What to produce
Every entry that follows should be repeated exactly; drop the images.

Record set
* BEGIN *
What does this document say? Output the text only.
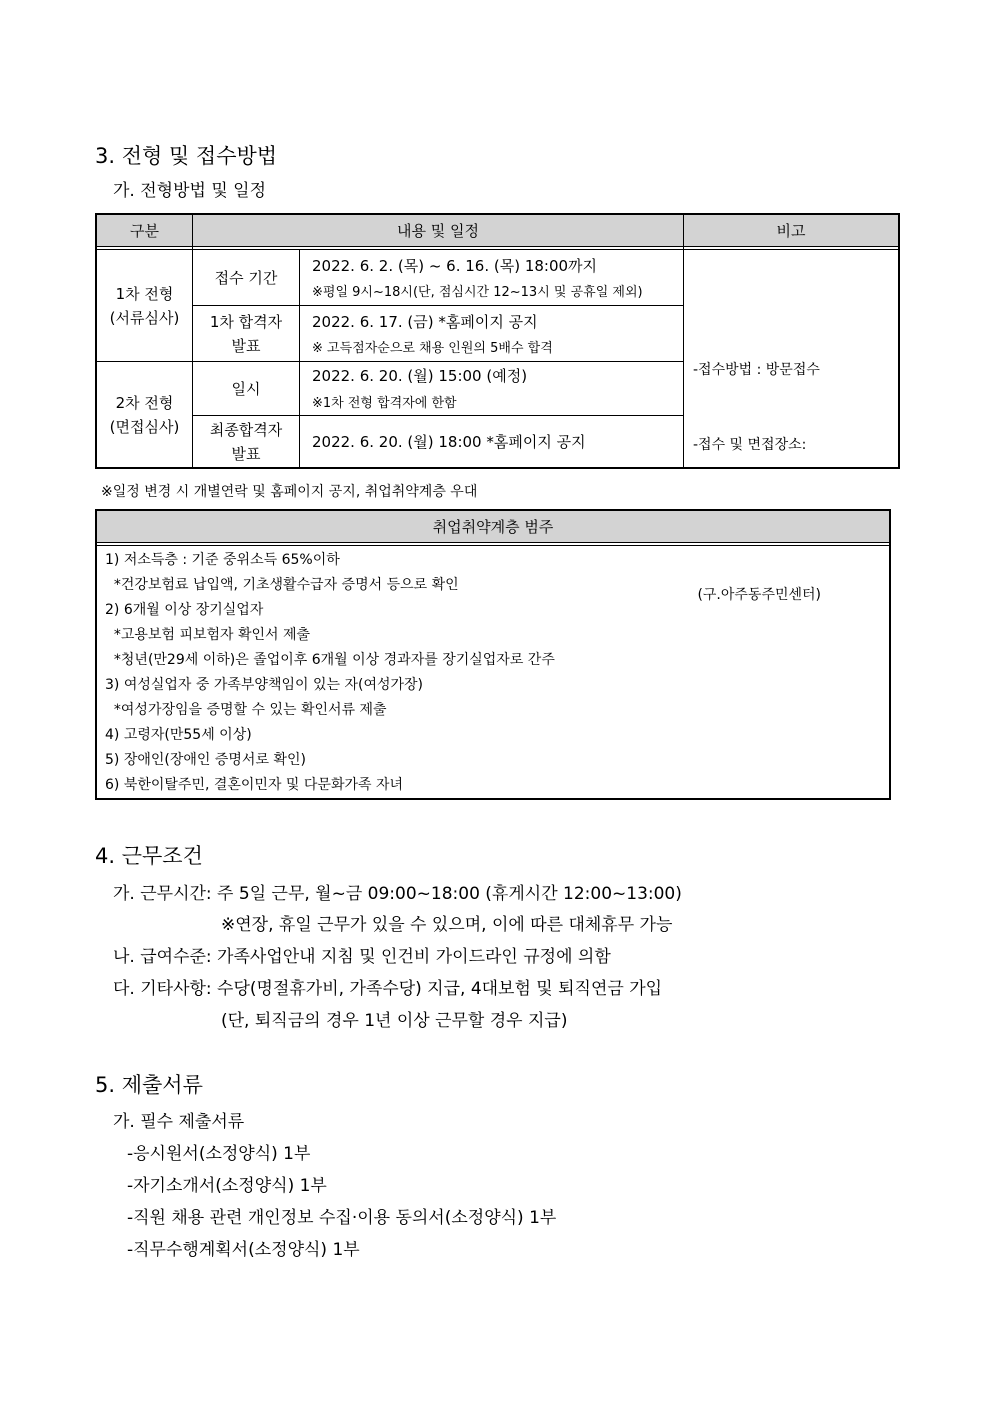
3. 전형 및 접수방법
가. 전형방법 및 일정
구분	내용 및 일정	비고
1차 전형
(서류심사)
2차 전형
(면접심사)
접수 기간
2022. 6. 2. (목) ~ 6. 16. (목) 18:00까지
※평일 9시~18시(단, 점심시간 12~13시 및 공휴일 제외)
1차 합격자
발표
2022. 6. 17. (금) *홈페이지 공지
※ 고득점자순으로 채용 인원의 5배수 합격
일시
2022. 6. 20. (월) 15:00 (예정)
※1차 전형 합격자에 한함
최종합격자
발표
2022. 6. 20. (월) 18:00 *홈페이지 공지

-접수방법 : 방문접수

-접수 및 면접장소:

(구.아주동주민센터)

※일정 변경 시 개별연락 및 홈페이지 공지, 취업취약계층 우대
취업취약계층 범주
1) 저소득층 : 기준 중위소득 65%이하
*건강보험료 납입액, 기초생활수급자 증명서 등으로 확인
2) 6개월 이상 장기실업자
*고용보험 피보험자 확인서 제출
*청년(만29세 이하)은 졸업이후 6개월 이상 경과자를 장기실업자로 간주
3) 여성실업자 중 가족부양책임이 있는 자(여성가장)
*여성가장임을 증명할 수 있는 확인서류 제출
4) 고령자(만55세 이상)
5) 장애인(장애인 증명서로 확인)
6) 북한이탈주민, 결혼이민자 및 다문화가족 자녀
4. 근무조건
가. 근무시간: 주 5일 근무, 월~금 09:00~18:00 (휴게시간 12:00~13:00)
※연장, 휴일 근무가 있을 수 있으며, 이에 따른 대체휴무 가능
나. 급여수준: 가족사업안내 지침 및 인건비 가이드라인 규정에 의함
다. 기타사항: 수당(명절휴가비, 가족수당) 지급, 4대보험 및 퇴직연금 가입
(단, 퇴직금의 경우 1년 이상 근무할 경우 지급)
5. 제출서류
가. 필수 제출서류
-응시원서(소정양식) 1부
-자기소개서(소정양식) 1부
-직원 채용 관련 개인정보 수집·이용 동의서(소정양식) 1부
-직무수행계획서(소정양식) 1부
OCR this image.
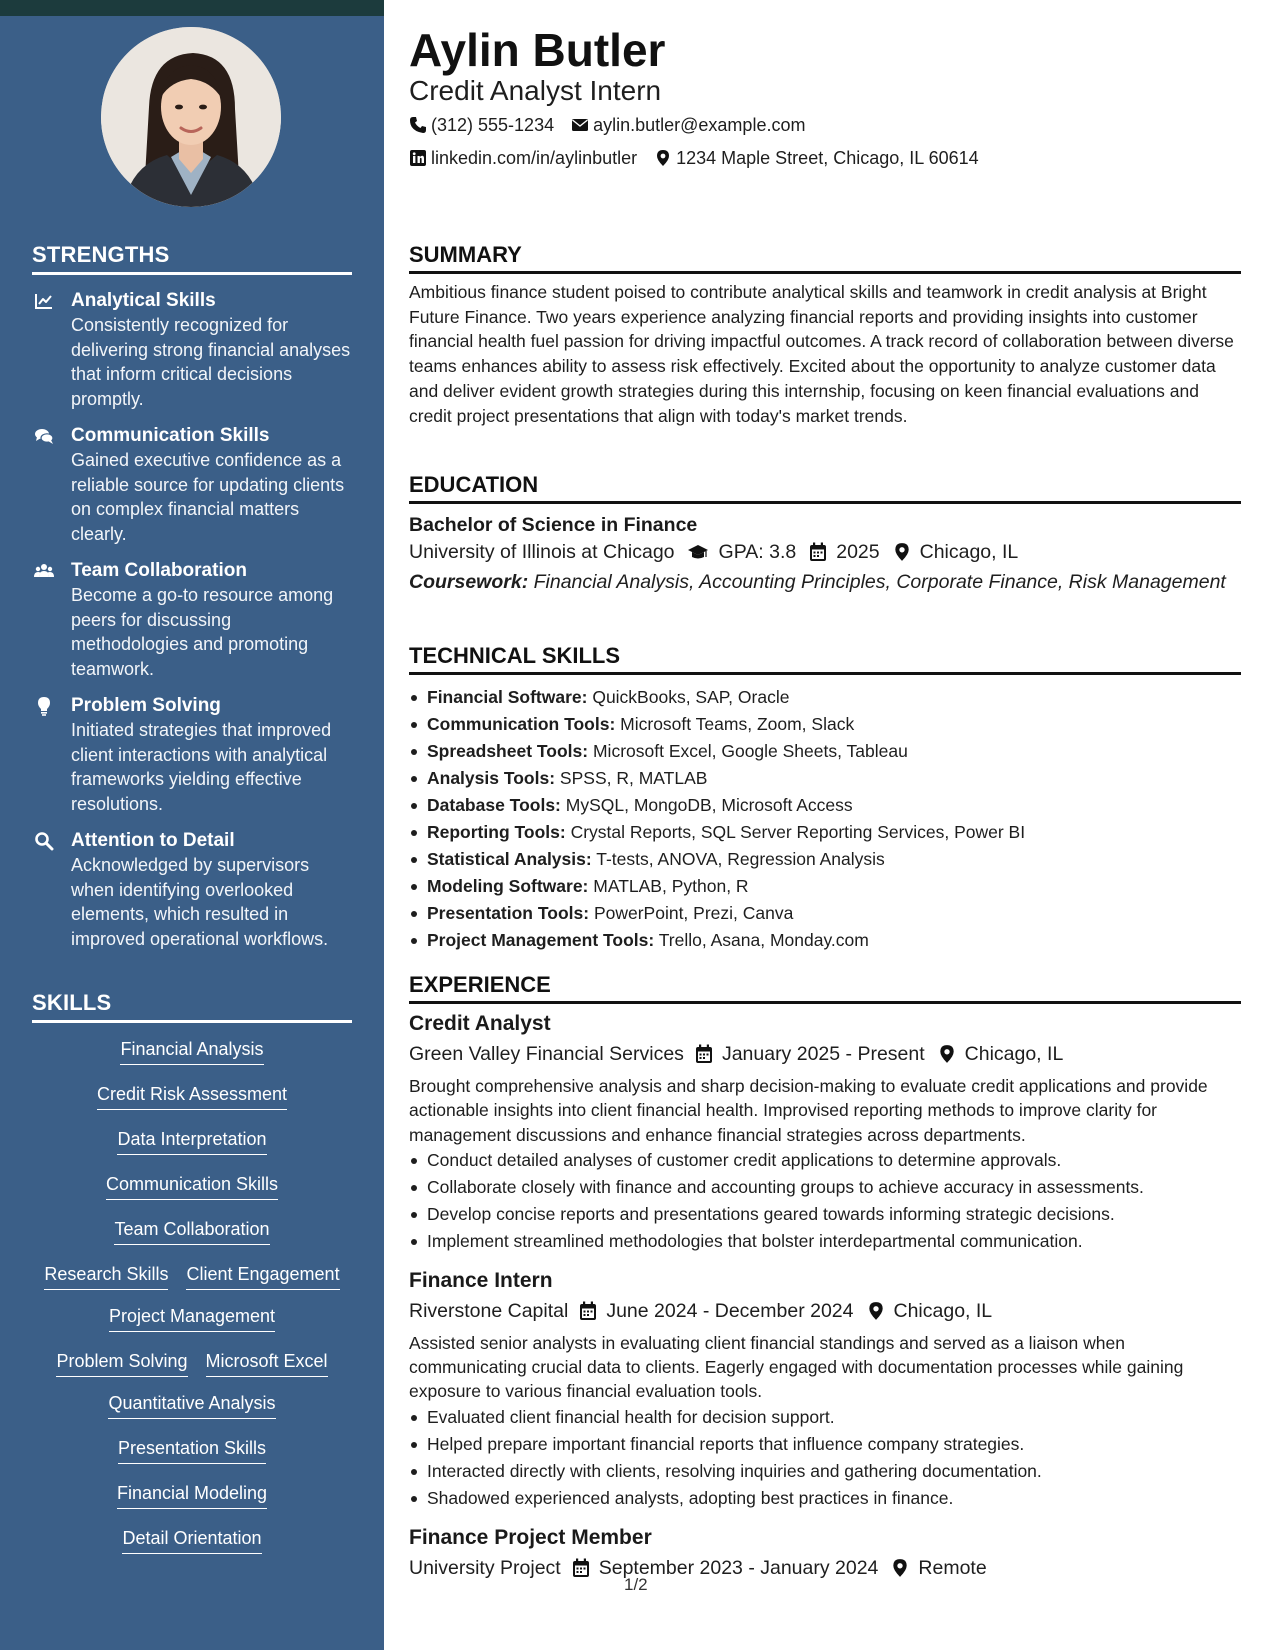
STRENGTHS
Analytical Skills
Consistently recognized for delivering strong financial analyses that inform critical decisions promptly.
Communication Skills
Gained executive confidence as a reliable source for updating clients on complex financial matters clearly.
Team Collaboration
Become a go-to resource among peers for discussing methodologies and promoting teamwork.
Problem Solving
Initiated strategies that improved client interactions with analytical frameworks yielding effective resolutions.
Attention to Detail
Acknowledged by supervisors when identifying overlooked elements, which resulted in improved operational workflows.
SKILLS
Financial Analysis
Credit Risk Assessment
Data Interpretation
Communication Skills
Team Collaboration
Research Skills Client Engagement
Project Management
Problem Solving Microsoft Excel
Quantitative Analysis
Presentation Skills
Financial Modeling
Detail Orientation
Aylin Butler
Credit Analyst Intern
(312) 555-1234 aylin.butler@example.com
linkedin.com/in/aylinbutler 1234 Maple Street, Chicago, IL 60614
SUMMARY

Ambitious finance student poised to contribute analytical skills and teamwork in credit analysis at Bright Future Finance. Two years experience analyzing financial reports and providing insights into customer financial health fuel passion for driving impactful outcomes. A track record of collaboration between diverse teams enhances ability to assess risk effectively. Excited about the opportunity to analyze customer data and deliver evident growth strategies during this internship, focusing on keen financial evaluations and credit project presentations that align with today's market trends.

EDUCATION
Bachelor of Science in Finance
University of Illinois at Chicago GPA: 3.8 2025 Chicago, IL
Coursework: Financial Analysis, Accounting Principles, Corporate Finance, Risk Management
TECHNICAL SKILLS
Financial Software: QuickBooks, SAP, Oracle
Communication Tools: Microsoft Teams, Zoom, Slack
Spreadsheet Tools: Microsoft Excel, Google Sheets, Tableau
Analysis Tools: SPSS, R, MATLAB
Database Tools: MySQL, MongoDB, Microsoft Access
Reporting Tools: Crystal Reports, SQL Server Reporting Services, Power BI
Statistical Analysis: T-tests, ANOVA, Regression Analysis
Modeling Software: MATLAB, Python, R
Presentation Tools: PowerPoint, Prezi, Canva
Project Management Tools: Trello, Asana, Monday.com
EXPERIENCE
Credit Analyst
Green Valley Financial Services January 2025 - Present Chicago, IL

Brought comprehensive analysis and sharp decision-making to evaluate credit applications and provide actionable insights into client financial health. Improvised reporting methods to improve clarity for management discussions and enhance financial strategies across departments.

Conduct detailed analyses of customer credit applications to determine approvals.
Collaborate closely with finance and accounting groups to achieve accuracy in assessments.
Develop concise reports and presentations geared towards informing strategic decisions.
Implement streamlined methodologies that bolster interdepartmental communication.
Finance Intern
Riverstone Capital June 2024 - December 2024 Chicago, IL

Assisted senior analysts in evaluating client financial standings and served as a liaison when communicating crucial data to clients. Eagerly engaged with documentation processes while gaining exposure to various financial evaluation tools.

Evaluated client financial health for decision support.
Helped prepare important financial reports that influence company strategies.
Interacted directly with clients, resolving inquiries and gathering documentation.
Shadowed experienced analysts, adopting best practices in finance.
Finance Project Member
University Project September 2023 - January 2024 Remote
1/2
* END *
Result of the task
What does this document say? Output the text only.
3. 전형 및 접수방법
가. 전형방법 및 일정
구분	내용 및 일정	비고
1차 전형
(서류심사)
2차 전형
(면접심사)
접수 기간
2022. 6. 2. (목) ~ 6. 16. (목) 18:00까지
※평일 9시~18시(단, 점심시간 12~13시 및 공휴일 제외)
1차 합격자
발표
2022. 6. 17. (금) *홈페이지 공지
※ 고득점자순으로 채용 인원의 5배수 합격
일시
2022. 6. 20. (월) 15:00 (예정)
※1차 전형 합격자에 한함
최종합격자
발표
2022. 6. 20. (월) 18:00 *홈페이지 공지

-접수방법 : 방문접수

-접수 및 면접장소:

(구.아주동주민센터)

※일정 변경 시 개별연락 및 홈페이지 공지, 취업취약계층 우대
취업취약계층 범주
1) 저소득층 : 기준 중위소득 65%이하
*건강보험료 납입액, 기초생활수급자 증명서 등으로 확인
2) 6개월 이상 장기실업자
*고용보험 피보험자 확인서 제출
*청년(만29세 이하)은 졸업이후 6개월 이상 경과자를 장기실업자로 간주
3) 여성실업자 중 가족부양책임이 있는 자(여성가장)
*여성가장임을 증명할 수 있는 확인서류 제출
4) 고령자(만55세 이상)
5) 장애인(장애인 증명서로 확인)
6) 북한이탈주민, 결혼이민자 및 다문화가족 자녀
4. 근무조건
가. 근무시간: 주 5일 근무, 월~금 09:00~18:00 (휴게시간 12:00~13:00)
※연장, 휴일 근무가 있을 수 있으며, 이에 따른 대체휴무 가능
나. 급여수준: 가족사업안내 지침 및 인건비 가이드라인 규정에 의함
다. 기타사항: 수당(명절휴가비, 가족수당) 지급, 4대보험 및 퇴직연금 가입
(단, 퇴직금의 경우 1년 이상 근무할 경우 지급)
5. 제출서류
가. 필수 제출서류
-응시원서(소정양식) 1부
-자기소개서(소정양식) 1부
-직원 채용 관련 개인정보 수집·이용 동의서(소정양식) 1부
-직무수행계획서(소정양식) 1부
OCR this image.
STRENGTHS
Analytical Skills
Consistently recognized for delivering strong financial analyses that inform critical decisions promptly.
Communication Skills
Gained executive confidence as a reliable source for updating clients on complex financial matters clearly.
Team Collaboration
Become a go-to resource among peers for discussing methodologies and promoting teamwork.
Problem Solving
Initiated strategies that improved client interactions with analytical frameworks yielding effective resolutions.
Attention to Detail
Acknowledged by supervisors when identifying overlooked elements, which resulted in improved operational workflows.
SKILLS
Financial Analysis
Credit Risk Assessment
Data Interpretation
Communication Skills
Team Collaboration
Research Skills Client Engagement
Project Management
Problem Solving Microsoft Excel
Quantitative Analysis
Presentation Skills
Financial Modeling
Detail Orientation
Aylin Butler
Credit Analyst Intern
(312) 555-1234 aylin.butler@example.com
linkedin.com/in/aylinbutler 1234 Maple Street, Chicago, IL 60614
SUMMARY

Ambitious finance student poised to contribute analytical skills and teamwork in credit analysis at Bright Future Finance. Two years experience analyzing financial reports and providing insights into customer financial health fuel passion for driving impactful outcomes. A track record of collaboration between diverse teams enhances ability to assess risk effectively. Excited about the opportunity to analyze customer data and deliver evident growth strategies during this internship, focusing on keen financial evaluations and credit project presentations that align with today's market trends.

EDUCATION
Bachelor of Science in Finance
University of Illinois at Chicago GPA: 3.8 2025 Chicago, IL
Coursework: Financial Analysis, Accounting Principles, Corporate Finance, Risk Management
TECHNICAL SKILLS
Financial Software: QuickBooks, SAP, Oracle
Communication Tools: Microsoft Teams, Zoom, Slack
Spreadsheet Tools: Microsoft Excel, Google Sheets, Tableau
Analysis Tools: SPSS, R, MATLAB
Database Tools: MySQL, MongoDB, Microsoft Access
Reporting Tools: Crystal Reports, SQL Server Reporting Services, Power BI
Statistical Analysis: T-tests, ANOVA, Regression Analysis
Modeling Software: MATLAB, Python, R
Presentation Tools: PowerPoint, Prezi, Canva
Project Management Tools: Trello, Asana, Monday.com
EXPERIENCE
Credit Analyst
Green Valley Financial Services January 2025 - Present Chicago, IL

Brought comprehensive analysis and sharp decision-making to evaluate credit applications and provide actionable insights into client financial health. Improvised reporting methods to improve clarity for management discussions and enhance financial strategies across departments.

Conduct detailed analyses of customer credit applications to determine approvals.
Collaborate closely with finance and accounting groups to achieve accuracy in assessments.
Develop concise reports and presentations geared towards informing strategic decisions.
Implement streamlined methodologies that bolster interdepartmental communication.
Finance Intern
Riverstone Capital June 2024 - December 2024 Chicago, IL

Assisted senior analysts in evaluating client financial standings and served as a liaison when communicating crucial data to clients. Eagerly engaged with documentation processes while gaining exposure to various financial evaluation tools.

Evaluated client financial health for decision support.
Helped prepare important financial reports that influence company strategies.
Interacted directly with clients, resolving inquiries and gathering documentation.
Shadowed experienced analysts, adopting best practices in finance.
Finance Project Member
University Project September 2023 - January 2024 Remote
1/2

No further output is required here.